When a line of the records contains "text", copy it.

□ □ □ □ □

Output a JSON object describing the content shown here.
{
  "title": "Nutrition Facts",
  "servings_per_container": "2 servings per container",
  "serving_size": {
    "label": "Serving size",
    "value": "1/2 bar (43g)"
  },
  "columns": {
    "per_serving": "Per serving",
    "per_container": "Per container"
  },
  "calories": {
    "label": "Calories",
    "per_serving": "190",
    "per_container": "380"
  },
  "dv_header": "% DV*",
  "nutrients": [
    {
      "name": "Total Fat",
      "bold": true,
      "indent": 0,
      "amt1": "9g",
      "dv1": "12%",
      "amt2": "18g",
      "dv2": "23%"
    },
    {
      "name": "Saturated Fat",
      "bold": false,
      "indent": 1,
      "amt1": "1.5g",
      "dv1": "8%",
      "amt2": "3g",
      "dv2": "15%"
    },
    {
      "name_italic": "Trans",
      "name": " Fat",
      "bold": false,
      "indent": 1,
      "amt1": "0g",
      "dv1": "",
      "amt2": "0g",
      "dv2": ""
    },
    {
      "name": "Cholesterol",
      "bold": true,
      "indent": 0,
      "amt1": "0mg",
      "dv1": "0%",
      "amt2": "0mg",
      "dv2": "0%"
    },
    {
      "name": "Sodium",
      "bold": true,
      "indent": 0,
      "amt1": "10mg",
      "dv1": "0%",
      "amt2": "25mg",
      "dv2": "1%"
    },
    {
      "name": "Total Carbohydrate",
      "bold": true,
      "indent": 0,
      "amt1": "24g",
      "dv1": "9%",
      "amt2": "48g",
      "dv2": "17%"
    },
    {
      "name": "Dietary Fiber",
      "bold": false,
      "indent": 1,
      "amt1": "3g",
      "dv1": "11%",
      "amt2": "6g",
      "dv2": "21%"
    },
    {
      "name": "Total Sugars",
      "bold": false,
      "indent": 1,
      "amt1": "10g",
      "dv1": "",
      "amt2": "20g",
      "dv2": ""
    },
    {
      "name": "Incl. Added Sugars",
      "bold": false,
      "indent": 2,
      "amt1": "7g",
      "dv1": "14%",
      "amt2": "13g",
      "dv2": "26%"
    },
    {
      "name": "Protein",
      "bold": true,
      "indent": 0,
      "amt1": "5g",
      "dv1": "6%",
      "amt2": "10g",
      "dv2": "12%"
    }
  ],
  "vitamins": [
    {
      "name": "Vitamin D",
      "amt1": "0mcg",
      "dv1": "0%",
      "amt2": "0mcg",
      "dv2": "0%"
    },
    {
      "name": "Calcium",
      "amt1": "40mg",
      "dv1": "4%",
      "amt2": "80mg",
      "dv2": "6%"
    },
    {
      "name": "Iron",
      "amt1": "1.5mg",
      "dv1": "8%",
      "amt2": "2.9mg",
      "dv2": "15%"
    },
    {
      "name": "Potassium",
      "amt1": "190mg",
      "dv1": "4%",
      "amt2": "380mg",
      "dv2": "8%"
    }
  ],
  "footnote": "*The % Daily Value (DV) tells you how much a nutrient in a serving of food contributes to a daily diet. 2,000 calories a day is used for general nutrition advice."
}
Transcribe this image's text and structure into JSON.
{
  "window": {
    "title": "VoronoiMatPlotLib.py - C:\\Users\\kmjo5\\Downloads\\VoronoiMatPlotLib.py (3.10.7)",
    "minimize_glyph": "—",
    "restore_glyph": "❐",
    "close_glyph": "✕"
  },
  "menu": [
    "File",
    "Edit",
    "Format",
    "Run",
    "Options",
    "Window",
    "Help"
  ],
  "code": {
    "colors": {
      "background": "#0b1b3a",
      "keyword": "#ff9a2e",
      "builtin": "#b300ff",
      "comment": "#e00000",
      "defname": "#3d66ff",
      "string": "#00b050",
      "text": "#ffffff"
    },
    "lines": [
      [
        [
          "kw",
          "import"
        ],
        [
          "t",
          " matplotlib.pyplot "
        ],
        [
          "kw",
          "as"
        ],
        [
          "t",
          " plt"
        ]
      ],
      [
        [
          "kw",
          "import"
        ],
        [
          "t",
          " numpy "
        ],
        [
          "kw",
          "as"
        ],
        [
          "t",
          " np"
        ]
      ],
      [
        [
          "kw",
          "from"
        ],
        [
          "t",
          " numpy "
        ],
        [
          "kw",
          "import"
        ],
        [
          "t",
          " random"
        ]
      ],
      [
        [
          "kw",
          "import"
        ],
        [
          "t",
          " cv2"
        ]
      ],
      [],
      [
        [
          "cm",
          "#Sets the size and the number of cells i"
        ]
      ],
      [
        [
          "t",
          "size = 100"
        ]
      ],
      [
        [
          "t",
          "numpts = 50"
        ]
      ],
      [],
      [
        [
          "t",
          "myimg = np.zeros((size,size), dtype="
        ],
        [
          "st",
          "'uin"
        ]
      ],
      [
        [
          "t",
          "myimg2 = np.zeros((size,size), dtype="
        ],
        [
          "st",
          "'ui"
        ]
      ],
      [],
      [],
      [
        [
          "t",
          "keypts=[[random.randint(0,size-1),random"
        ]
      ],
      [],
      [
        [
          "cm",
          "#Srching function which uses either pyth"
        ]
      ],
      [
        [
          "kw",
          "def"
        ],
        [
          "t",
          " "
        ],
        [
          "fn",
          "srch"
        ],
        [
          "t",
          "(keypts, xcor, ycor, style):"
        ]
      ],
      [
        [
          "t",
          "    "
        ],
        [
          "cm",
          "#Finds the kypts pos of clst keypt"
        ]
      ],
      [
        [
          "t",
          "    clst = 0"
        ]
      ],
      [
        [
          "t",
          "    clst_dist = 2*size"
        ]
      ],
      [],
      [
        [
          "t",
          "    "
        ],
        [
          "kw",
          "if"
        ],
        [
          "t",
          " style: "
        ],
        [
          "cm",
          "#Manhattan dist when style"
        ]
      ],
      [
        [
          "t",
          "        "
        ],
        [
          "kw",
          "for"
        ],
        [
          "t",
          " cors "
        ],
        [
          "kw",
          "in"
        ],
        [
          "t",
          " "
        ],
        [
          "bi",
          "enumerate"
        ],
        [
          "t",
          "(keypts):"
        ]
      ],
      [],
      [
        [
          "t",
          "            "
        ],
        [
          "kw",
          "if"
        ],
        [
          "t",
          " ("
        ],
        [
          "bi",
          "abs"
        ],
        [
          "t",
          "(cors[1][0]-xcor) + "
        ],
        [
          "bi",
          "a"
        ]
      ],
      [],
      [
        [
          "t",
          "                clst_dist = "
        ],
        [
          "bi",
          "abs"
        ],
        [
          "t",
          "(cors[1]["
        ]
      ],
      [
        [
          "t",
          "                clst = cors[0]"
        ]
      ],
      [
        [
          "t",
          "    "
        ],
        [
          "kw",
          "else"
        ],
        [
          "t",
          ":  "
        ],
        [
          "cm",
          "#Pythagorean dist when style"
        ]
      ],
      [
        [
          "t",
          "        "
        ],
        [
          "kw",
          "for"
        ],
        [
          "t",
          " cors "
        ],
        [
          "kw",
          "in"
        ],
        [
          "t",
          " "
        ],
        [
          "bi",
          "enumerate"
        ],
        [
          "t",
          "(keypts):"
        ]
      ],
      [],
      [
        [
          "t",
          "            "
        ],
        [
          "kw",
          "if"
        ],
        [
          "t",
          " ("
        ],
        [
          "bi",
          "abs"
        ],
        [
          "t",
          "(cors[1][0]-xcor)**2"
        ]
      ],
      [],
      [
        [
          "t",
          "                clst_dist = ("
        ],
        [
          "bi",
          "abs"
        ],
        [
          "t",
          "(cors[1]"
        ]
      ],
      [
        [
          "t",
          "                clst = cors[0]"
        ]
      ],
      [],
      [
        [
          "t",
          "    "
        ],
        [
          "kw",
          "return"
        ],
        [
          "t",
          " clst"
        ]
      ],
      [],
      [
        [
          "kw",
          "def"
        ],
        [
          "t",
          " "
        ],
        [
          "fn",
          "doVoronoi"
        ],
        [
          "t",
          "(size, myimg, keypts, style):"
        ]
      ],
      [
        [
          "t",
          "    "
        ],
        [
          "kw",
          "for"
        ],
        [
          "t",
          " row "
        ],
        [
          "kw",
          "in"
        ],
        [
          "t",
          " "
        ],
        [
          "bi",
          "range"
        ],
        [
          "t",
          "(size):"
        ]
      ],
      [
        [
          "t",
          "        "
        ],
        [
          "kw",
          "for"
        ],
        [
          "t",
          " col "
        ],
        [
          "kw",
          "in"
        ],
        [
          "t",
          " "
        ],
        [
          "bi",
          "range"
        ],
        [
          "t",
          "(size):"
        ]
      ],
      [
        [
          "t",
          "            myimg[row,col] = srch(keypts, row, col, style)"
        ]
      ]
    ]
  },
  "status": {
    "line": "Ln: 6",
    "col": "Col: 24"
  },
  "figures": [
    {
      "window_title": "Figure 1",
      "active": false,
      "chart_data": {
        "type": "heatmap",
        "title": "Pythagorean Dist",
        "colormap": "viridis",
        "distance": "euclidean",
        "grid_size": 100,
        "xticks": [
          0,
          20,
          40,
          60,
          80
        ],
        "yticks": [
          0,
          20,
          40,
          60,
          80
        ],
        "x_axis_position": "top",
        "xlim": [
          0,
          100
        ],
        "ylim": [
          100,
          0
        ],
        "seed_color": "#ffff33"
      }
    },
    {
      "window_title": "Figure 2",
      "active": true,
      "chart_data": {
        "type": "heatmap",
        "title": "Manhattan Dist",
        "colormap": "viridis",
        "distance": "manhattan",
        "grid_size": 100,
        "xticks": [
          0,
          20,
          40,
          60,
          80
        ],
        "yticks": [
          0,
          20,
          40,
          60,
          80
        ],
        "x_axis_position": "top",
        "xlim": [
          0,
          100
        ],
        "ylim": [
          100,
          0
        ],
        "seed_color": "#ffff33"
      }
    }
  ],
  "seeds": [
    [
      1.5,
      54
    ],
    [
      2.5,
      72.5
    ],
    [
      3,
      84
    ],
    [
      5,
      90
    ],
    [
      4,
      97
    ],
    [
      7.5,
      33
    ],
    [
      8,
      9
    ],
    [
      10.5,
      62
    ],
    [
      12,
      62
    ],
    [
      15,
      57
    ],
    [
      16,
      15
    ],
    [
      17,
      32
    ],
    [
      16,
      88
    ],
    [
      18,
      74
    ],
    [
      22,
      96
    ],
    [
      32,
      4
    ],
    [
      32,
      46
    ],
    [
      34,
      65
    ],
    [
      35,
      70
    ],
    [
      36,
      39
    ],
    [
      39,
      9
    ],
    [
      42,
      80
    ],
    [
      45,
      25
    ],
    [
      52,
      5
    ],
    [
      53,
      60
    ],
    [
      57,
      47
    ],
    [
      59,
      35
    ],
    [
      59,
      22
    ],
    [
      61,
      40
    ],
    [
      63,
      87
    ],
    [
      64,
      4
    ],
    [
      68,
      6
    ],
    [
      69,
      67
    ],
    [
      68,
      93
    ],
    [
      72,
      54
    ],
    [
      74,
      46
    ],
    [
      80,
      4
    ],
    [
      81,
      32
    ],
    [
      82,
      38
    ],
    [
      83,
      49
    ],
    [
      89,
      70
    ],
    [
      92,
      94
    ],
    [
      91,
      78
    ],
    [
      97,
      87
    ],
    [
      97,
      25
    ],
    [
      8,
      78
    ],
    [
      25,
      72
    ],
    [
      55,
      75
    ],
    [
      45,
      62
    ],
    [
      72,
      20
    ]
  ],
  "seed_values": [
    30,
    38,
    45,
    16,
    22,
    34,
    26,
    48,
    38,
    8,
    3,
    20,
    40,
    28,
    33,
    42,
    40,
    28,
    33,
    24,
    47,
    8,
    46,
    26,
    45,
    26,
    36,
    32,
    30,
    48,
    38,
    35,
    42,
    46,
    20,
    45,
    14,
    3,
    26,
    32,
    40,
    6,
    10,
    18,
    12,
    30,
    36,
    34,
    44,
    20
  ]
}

□ □ □ □ □

▶ Task answer:
Transcribe this image's text and structure into JSON.
      "text": "#ffffff"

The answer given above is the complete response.